◆ **TASK BRIEF**: From the entries that follow, list every line in which the string "mobilt" appears.

◆ **Dataset records on visual material**:
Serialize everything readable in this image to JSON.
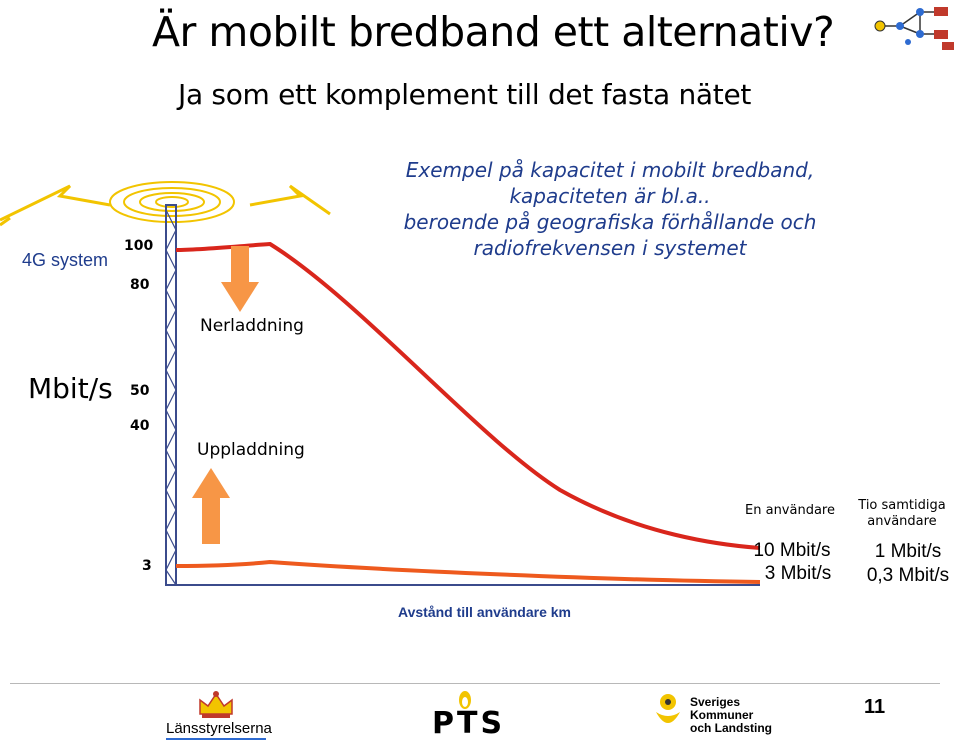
{
  "title": "Är mobilt bredband ett alternativ?",
  "subtitle": "Ja som ett komplement till det fasta nätet",
  "example_text": {
    "line1": "Exempel på kapacitet i mobilt bredband,",
    "line2": "kapaciteten är bl.a..",
    "line3": "beroende på geografiska förhållande och",
    "line4": "radiofrekvensen i systemet"
  },
  "system_label": "4G system",
  "y_unit": "Mbit/s",
  "y_ticks": {
    "t100": "100",
    "t80": "80",
    "t50": "50",
    "t40": "40",
    "t3": "3"
  },
  "arrows": {
    "download": "Nerladdning",
    "upload": "Uppladdning"
  },
  "x_label": "Avstånd till användare km",
  "columns": {
    "single": {
      "header": "En användare",
      "download": "10 Mbit/s",
      "upload": "3 Mbit/s"
    },
    "ten": {
      "header_line1": "Tio samtidiga",
      "header_line2": "användare",
      "download": "1 Mbit/s",
      "upload": "0,3 Mbit/s"
    }
  },
  "logos": {
    "lansstyrelserna": "Länsstyrelserna",
    "pts": "PTS",
    "skl_line1": "Sveriges",
    "skl_line2": "Kommuner",
    "skl_line3": "och Landsting"
  },
  "page_number": "11",
  "colors": {
    "download_curve": "#d9261c",
    "upload_curve": "#ee5a1e",
    "arrow": "#f79646",
    "mast": "#3b4b8c",
    "blue_text": "#1f3c8c"
  }
}
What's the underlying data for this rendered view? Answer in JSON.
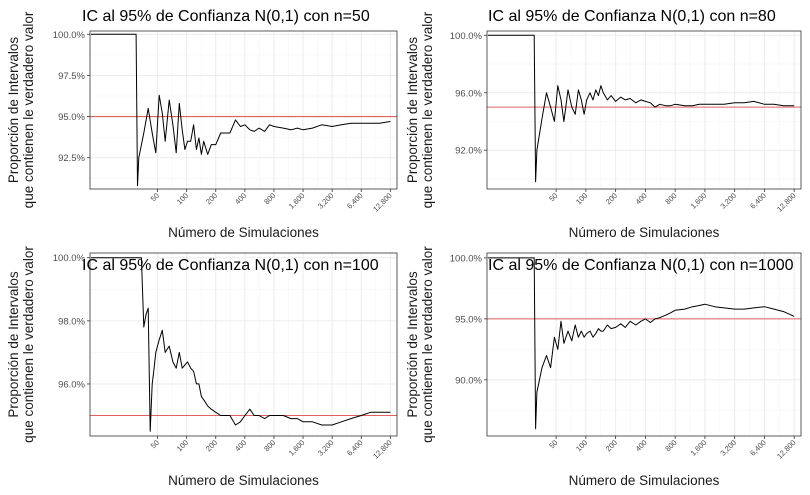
{
  "chart_data": [
    {
      "type": "line",
      "title": "IC al 95% de Confianza N(0,1) con n=50",
      "xlabel": "Número de Simulaciones",
      "ylabel": [
        "Proporción de Intervalos",
        "que contienen le verdadero valor"
      ],
      "x_ticks": [
        50,
        100,
        200,
        400,
        800,
        1600,
        3200,
        6400,
        12800
      ],
      "x_tick_labels": [
        "50",
        "100",
        "200",
        "400",
        "800",
        "1,600",
        "3,200",
        "6,400",
        "12,800"
      ],
      "x_scale": "log",
      "xlim": [
        10,
        15000
      ],
      "y_ticks": [
        0.925,
        0.95,
        0.975,
        1.0
      ],
      "y_tick_labels": [
        "92.5%",
        "95.0%",
        "97.5%",
        "100.0%"
      ],
      "ylim": [
        0.906,
        1.002
      ],
      "reference_line": 0.95,
      "grid": true,
      "series": [
        {
          "color": "#000000",
          "x": [
            10,
            20,
            30,
            31,
            32,
            36,
            40,
            44,
            48,
            52,
            56,
            60,
            66,
            72,
            78,
            84,
            90,
            96,
            102,
            110,
            118,
            126,
            134,
            142,
            150,
            165,
            180,
            200,
            225,
            250,
            280,
            320,
            360,
            400,
            450,
            500,
            560,
            640,
            720,
            800,
            1000,
            1200,
            1400,
            1600,
            2000,
            2500,
            3200,
            4000,
            5000,
            6400,
            8000,
            10000,
            12800
          ],
          "y": [
            1.0,
            1.0,
            1.0,
            0.908,
            0.925,
            0.94,
            0.955,
            0.94,
            0.928,
            0.963,
            0.952,
            0.935,
            0.96,
            0.945,
            0.928,
            0.958,
            0.942,
            0.93,
            0.935,
            0.935,
            0.945,
            0.93,
            0.937,
            0.927,
            0.935,
            0.927,
            0.933,
            0.933,
            0.94,
            0.94,
            0.94,
            0.948,
            0.944,
            0.945,
            0.942,
            0.941,
            0.943,
            0.941,
            0.945,
            0.944,
            0.943,
            0.942,
            0.943,
            0.942,
            0.943,
            0.945,
            0.944,
            0.945,
            0.946,
            0.946,
            0.946,
            0.946,
            0.947
          ]
        }
      ]
    },
    {
      "type": "line",
      "title": "IC al 95% de Confianza N(0,1) con n=80",
      "xlabel": "Número de Simulaciones",
      "ylabel": [
        "Proporción de Intervalos",
        "que contienen le verdadero valor"
      ],
      "x_ticks": [
        50,
        100,
        200,
        400,
        800,
        1600,
        3200,
        6400,
        12800
      ],
      "x_tick_labels": [
        "50",
        "100",
        "200",
        "400",
        "800",
        "1,600",
        "3,200",
        "6,400",
        "12,800"
      ],
      "x_scale": "log",
      "xlim": [
        10,
        15000
      ],
      "y_ticks": [
        0.92,
        0.96,
        1.0
      ],
      "y_tick_labels": [
        "92.0%",
        "96.0%",
        "100.0%"
      ],
      "ylim": [
        0.893,
        1.003
      ],
      "reference_line": 0.95,
      "grid": true,
      "series": [
        {
          "color": "#000000",
          "x": [
            10,
            20,
            30,
            31,
            32,
            36,
            40,
            44,
            48,
            52,
            56,
            60,
            66,
            72,
            78,
            84,
            90,
            96,
            102,
            110,
            118,
            126,
            134,
            142,
            150,
            165,
            180,
            200,
            225,
            250,
            280,
            320,
            360,
            400,
            450,
            500,
            560,
            640,
            720,
            800,
            1000,
            1200,
            1400,
            1600,
            2000,
            2500,
            3200,
            4000,
            5000,
            6400,
            8000,
            10000,
            12800
          ],
          "y": [
            1.0,
            1.0,
            1.0,
            0.898,
            0.92,
            0.942,
            0.96,
            0.95,
            0.94,
            0.965,
            0.955,
            0.94,
            0.962,
            0.95,
            0.945,
            0.962,
            0.955,
            0.945,
            0.955,
            0.96,
            0.955,
            0.962,
            0.958,
            0.965,
            0.96,
            0.955,
            0.958,
            0.954,
            0.957,
            0.955,
            0.956,
            0.953,
            0.955,
            0.954,
            0.953,
            0.95,
            0.952,
            0.951,
            0.951,
            0.952,
            0.951,
            0.951,
            0.952,
            0.952,
            0.952,
            0.952,
            0.953,
            0.953,
            0.954,
            0.952,
            0.952,
            0.951,
            0.951
          ]
        }
      ]
    },
    {
      "type": "line",
      "title": "IC al 95% de Confianza N(0,1) con n=100",
      "xlabel": "Número de Simulaciones",
      "ylabel": [
        "Proporción de Intervalos",
        "que contienen le verdadero valor"
      ],
      "x_ticks": [
        50,
        100,
        200,
        400,
        800,
        1600,
        3200,
        6400,
        12800
      ],
      "x_tick_labels": [
        "50",
        "100",
        "200",
        "400",
        "800",
        "1,600",
        "3,200",
        "6,400",
        "12,800"
      ],
      "x_scale": "log",
      "xlim": [
        10,
        15000
      ],
      "y_ticks": [
        0.96,
        0.98,
        1.0
      ],
      "y_tick_labels": [
        "96.0%",
        "98.0%",
        "100.0%"
      ],
      "ylim": [
        0.9435,
        1.0015
      ],
      "reference_line": 0.95,
      "grid": true,
      "series": [
        {
          "color": "#000000",
          "x": [
            10,
            20,
            30,
            34,
            36,
            38,
            40,
            42,
            44,
            46,
            48,
            52,
            56,
            60,
            66,
            72,
            78,
            84,
            90,
            96,
            102,
            110,
            118,
            126,
            134,
            142,
            150,
            165,
            180,
            200,
            225,
            250,
            280,
            320,
            360,
            400,
            450,
            500,
            560,
            640,
            720,
            800,
            1000,
            1200,
            1400,
            1600,
            2000,
            2500,
            3200,
            4000,
            5000,
            6400,
            8000,
            10000,
            12800
          ],
          "y": [
            1.0,
            1.0,
            1.0,
            1.0,
            0.978,
            0.982,
            0.984,
            0.945,
            0.96,
            0.965,
            0.97,
            0.974,
            0.977,
            0.97,
            0.972,
            0.967,
            0.965,
            0.97,
            0.965,
            0.966,
            0.967,
            0.965,
            0.964,
            0.96,
            0.96,
            0.956,
            0.955,
            0.953,
            0.952,
            0.951,
            0.95,
            0.95,
            0.95,
            0.947,
            0.948,
            0.95,
            0.952,
            0.95,
            0.95,
            0.949,
            0.95,
            0.95,
            0.95,
            0.949,
            0.949,
            0.948,
            0.948,
            0.947,
            0.947,
            0.948,
            0.949,
            0.95,
            0.951,
            0.951,
            0.951
          ]
        }
      ]
    },
    {
      "type": "line",
      "title": "IC al 95% de Confianza N(0,1) con n=1000",
      "xlabel": "Número de Simulaciones",
      "ylabel": [
        "Proporción de Intervalos",
        "que contienen le verdadero valor"
      ],
      "x_ticks": [
        50,
        100,
        200,
        400,
        800,
        1600,
        3200,
        6400,
        12800
      ],
      "x_tick_labels": [
        "50",
        "100",
        "200",
        "400",
        "800",
        "1,600",
        "3,200",
        "6,400",
        "12,800"
      ],
      "x_scale": "log",
      "xlim": [
        10,
        15000
      ],
      "y_ticks": [
        0.9,
        0.95,
        1.0
      ],
      "y_tick_labels": [
        "90.0%",
        "95.0%",
        "100.0%"
      ],
      "ylim": [
        0.854,
        1.004
      ],
      "reference_line": 0.95,
      "grid": true,
      "series": [
        {
          "color": "#000000",
          "x": [
            10,
            20,
            30,
            31,
            32,
            36,
            40,
            44,
            48,
            52,
            56,
            60,
            66,
            72,
            78,
            84,
            90,
            96,
            102,
            110,
            118,
            126,
            134,
            142,
            150,
            165,
            180,
            200,
            225,
            250,
            280,
            320,
            360,
            400,
            450,
            500,
            560,
            640,
            720,
            800,
            1000,
            1200,
            1400,
            1600,
            2000,
            2500,
            3200,
            4000,
            5000,
            6400,
            8000,
            10000,
            12800
          ],
          "y": [
            1.0,
            1.0,
            1.0,
            0.86,
            0.89,
            0.91,
            0.92,
            0.91,
            0.935,
            0.925,
            0.948,
            0.93,
            0.94,
            0.932,
            0.945,
            0.935,
            0.94,
            0.935,
            0.938,
            0.94,
            0.935,
            0.938,
            0.942,
            0.94,
            0.94,
            0.945,
            0.942,
            0.943,
            0.946,
            0.943,
            0.948,
            0.945,
            0.948,
            0.95,
            0.947,
            0.95,
            0.951,
            0.953,
            0.955,
            0.957,
            0.958,
            0.96,
            0.961,
            0.962,
            0.96,
            0.959,
            0.958,
            0.958,
            0.959,
            0.96,
            0.958,
            0.956,
            0.952
          ]
        }
      ]
    }
  ]
}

◆ **SOLUTION FOR THIS TASK**:
  "title": "Är mobilt bredband ett alternativ?",
    "line1": "Exempel på kapacitet i mobilt bredband,",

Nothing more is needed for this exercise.